** begin LISTED ENTRIES **

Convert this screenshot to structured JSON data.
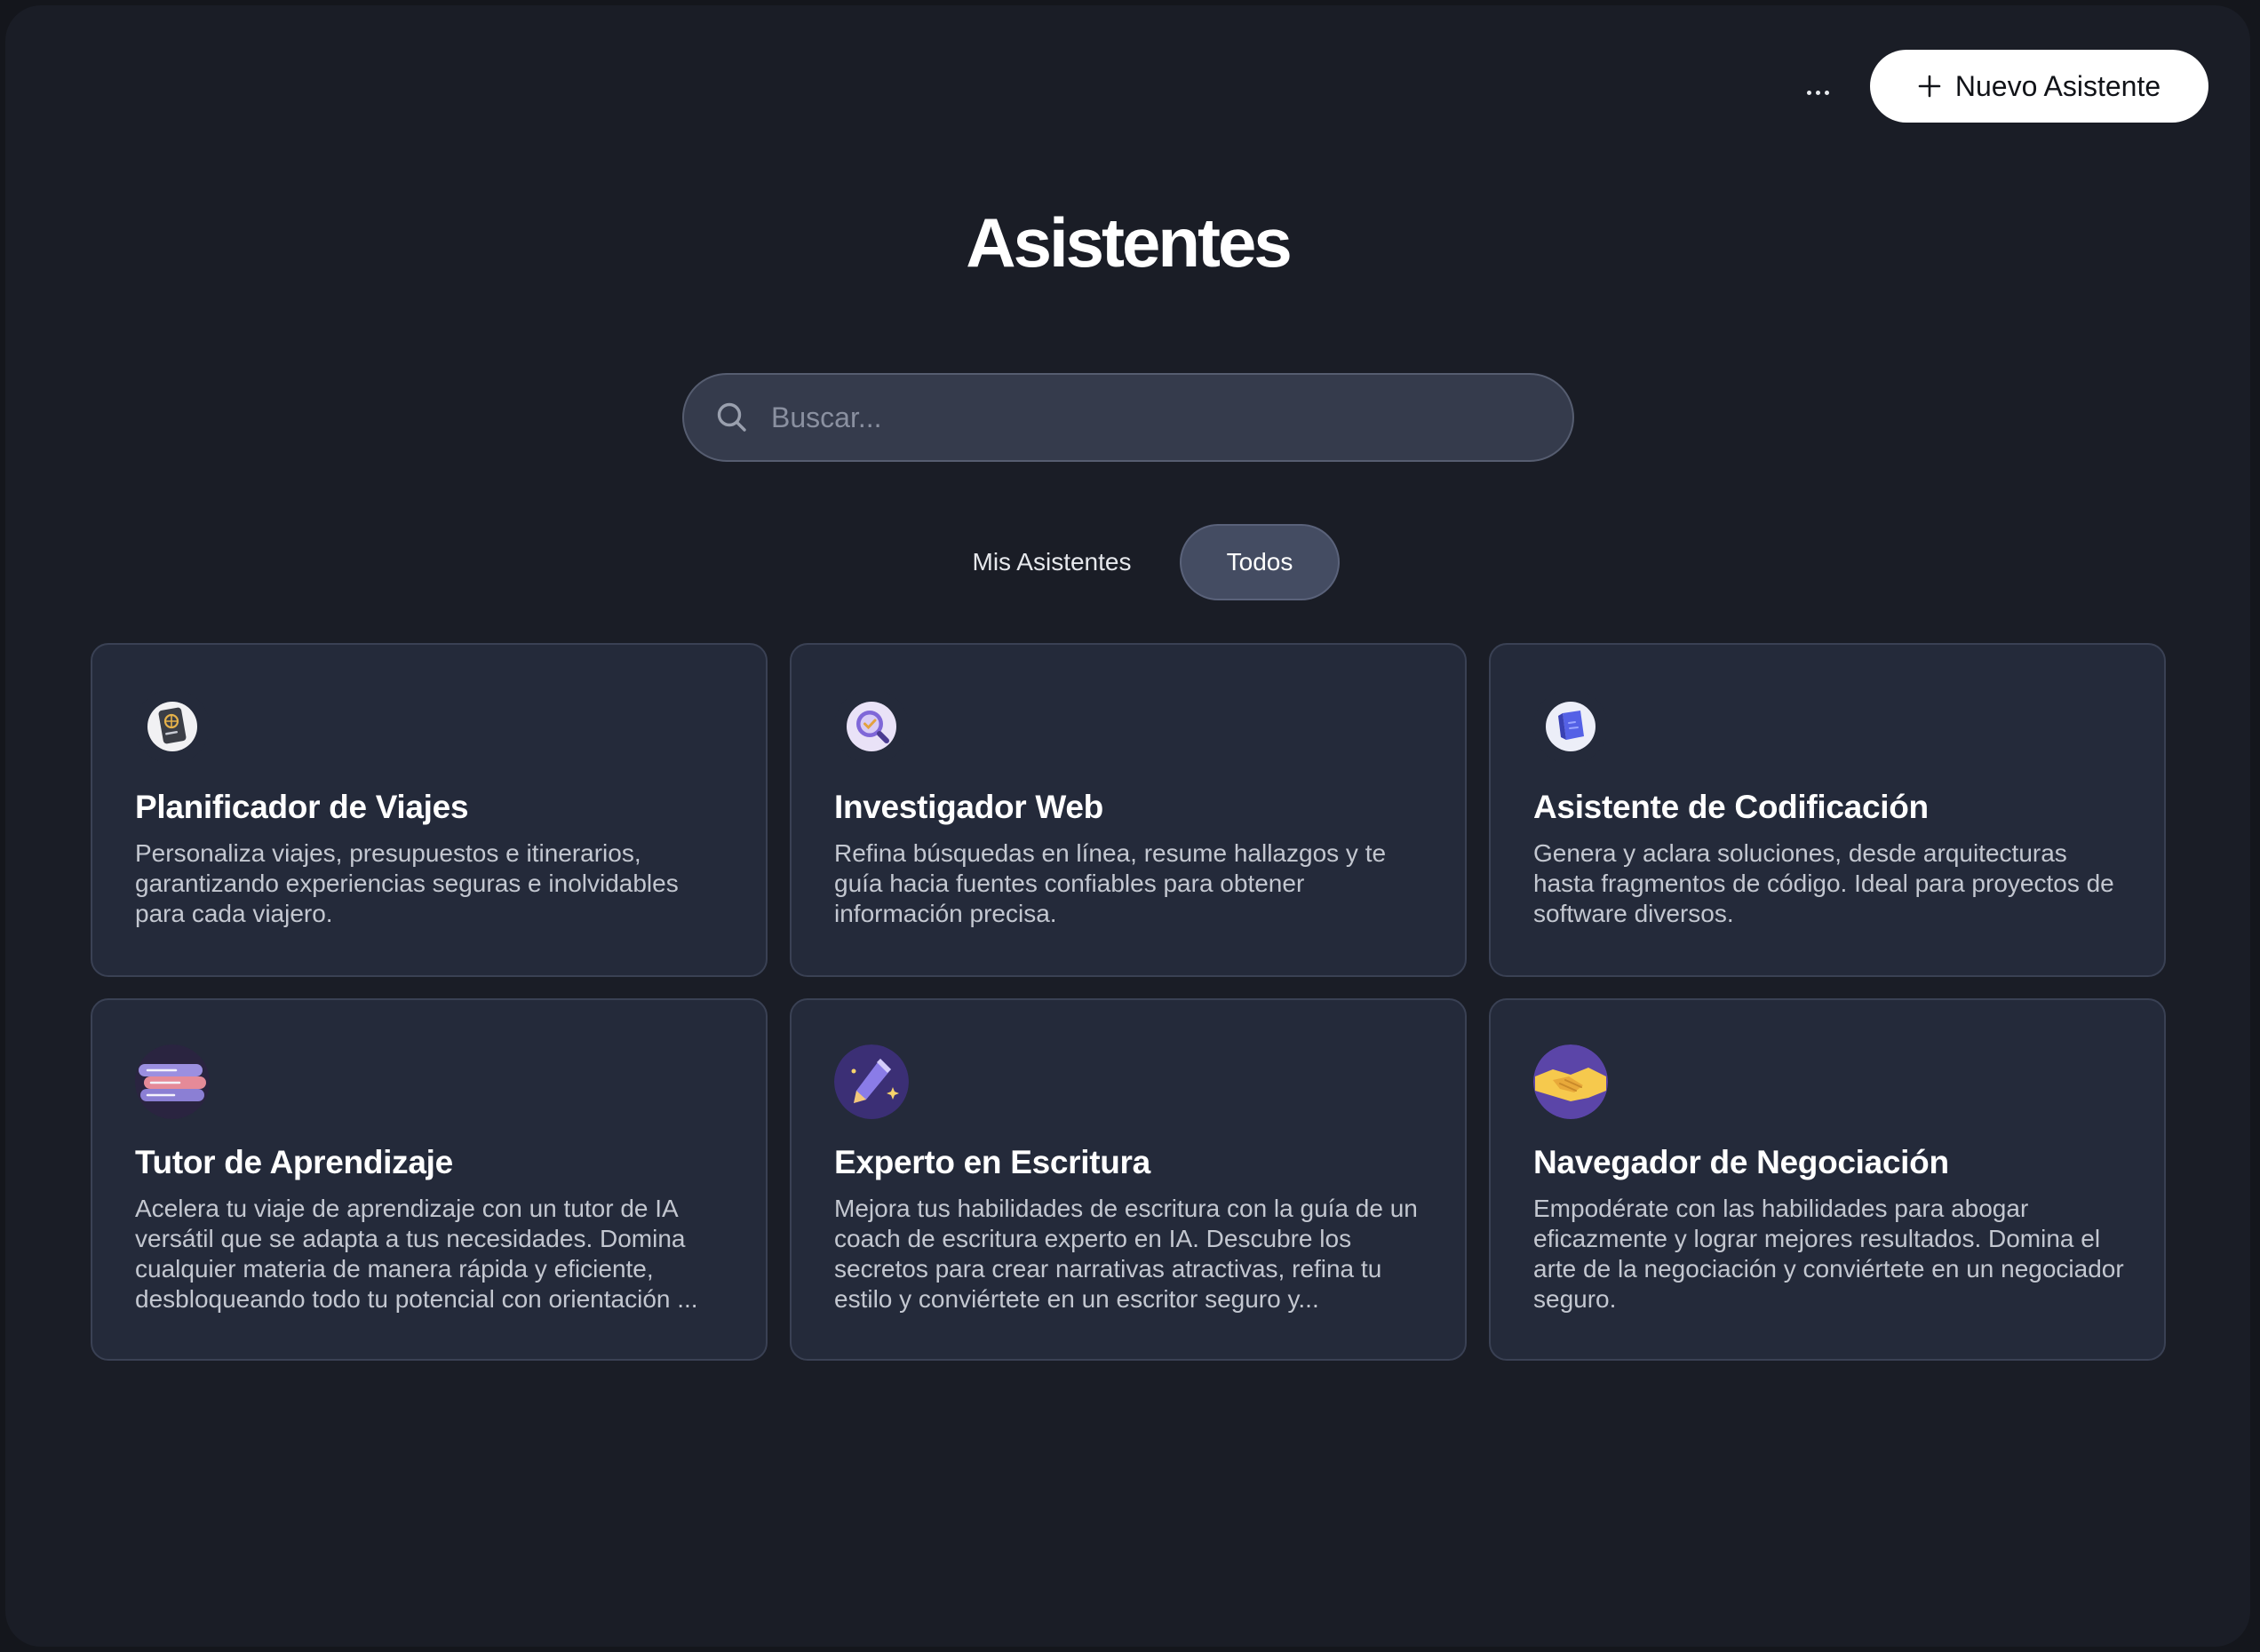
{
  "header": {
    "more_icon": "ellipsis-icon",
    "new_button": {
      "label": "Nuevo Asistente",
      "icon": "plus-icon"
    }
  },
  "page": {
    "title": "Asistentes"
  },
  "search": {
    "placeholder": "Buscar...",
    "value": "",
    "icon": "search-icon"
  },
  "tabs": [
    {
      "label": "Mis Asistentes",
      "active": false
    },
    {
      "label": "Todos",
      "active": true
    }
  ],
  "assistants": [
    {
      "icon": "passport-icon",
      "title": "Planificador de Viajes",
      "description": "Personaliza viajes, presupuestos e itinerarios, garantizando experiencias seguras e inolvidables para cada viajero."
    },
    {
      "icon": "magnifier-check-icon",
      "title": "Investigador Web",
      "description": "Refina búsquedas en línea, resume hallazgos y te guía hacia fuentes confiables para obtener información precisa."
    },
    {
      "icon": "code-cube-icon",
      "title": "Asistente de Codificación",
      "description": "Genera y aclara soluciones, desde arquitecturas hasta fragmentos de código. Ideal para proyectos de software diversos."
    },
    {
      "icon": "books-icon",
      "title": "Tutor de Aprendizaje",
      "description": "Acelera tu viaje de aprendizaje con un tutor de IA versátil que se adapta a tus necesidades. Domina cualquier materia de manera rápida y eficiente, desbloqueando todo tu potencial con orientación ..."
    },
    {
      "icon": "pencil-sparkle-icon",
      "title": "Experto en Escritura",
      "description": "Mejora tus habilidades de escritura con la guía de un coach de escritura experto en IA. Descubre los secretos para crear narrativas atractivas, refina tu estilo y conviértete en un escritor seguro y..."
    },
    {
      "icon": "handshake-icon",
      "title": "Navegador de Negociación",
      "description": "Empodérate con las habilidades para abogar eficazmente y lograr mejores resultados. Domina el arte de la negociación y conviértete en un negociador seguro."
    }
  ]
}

** end LISTED ENTRIES **

## TASK TO CARRY OUT
Quote the entries above word for word. Leave the images out.

## RESULT OF THE TASK
Convert this screenshot to structured JSON data.
{
  "header": {
    "more_icon": "ellipsis-icon",
    "new_button": {
      "label": "Nuevo Asistente",
      "icon": "plus-icon"
    }
  },
  "page": {
    "title": "Asistentes"
  },
  "search": {
    "placeholder": "Buscar...",
    "value": "",
    "icon": "search-icon"
  },
  "tabs": [
    {
      "label": "Mis Asistentes",
      "active": false
    },
    {
      "label": "Todos",
      "active": true
    }
  ],
  "assistants": [
    {
      "icon": "passport-icon",
      "title": "Planificador de Viajes",
      "description": "Personaliza viajes, presupuestos e itinerarios, garantizando experiencias seguras e inolvidables para cada viajero."
    },
    {
      "icon": "magnifier-check-icon",
      "title": "Investigador Web",
      "description": "Refina búsquedas en línea, resume hallazgos y te guía hacia fuentes confiables para obtener información precisa."
    },
    {
      "icon": "code-cube-icon",
      "title": "Asistente de Codificación",
      "description": "Genera y aclara soluciones, desde arquitecturas hasta fragmentos de código. Ideal para proyectos de software diversos."
    },
    {
      "icon": "books-icon",
      "title": "Tutor de Aprendizaje",
      "description": "Acelera tu viaje de aprendizaje con un tutor de IA versátil que se adapta a tus necesidades. Domina cualquier materia de manera rápida y eficiente, desbloqueando todo tu potencial con orientación ..."
    },
    {
      "icon": "pencil-sparkle-icon",
      "title": "Experto en Escritura",
      "description": "Mejora tus habilidades de escritura con la guía de un coach de escritura experto en IA. Descubre los secretos para crear narrativas atractivas, refina tu estilo y conviértete en un escritor seguro y..."
    },
    {
      "icon": "handshake-icon",
      "title": "Navegador de Negociación",
      "description": "Empodérate con las habilidades para abogar eficazmente y lograr mejores resultados. Domina el arte de la negociación y conviértete en un negociador seguro."
    }
  ]
}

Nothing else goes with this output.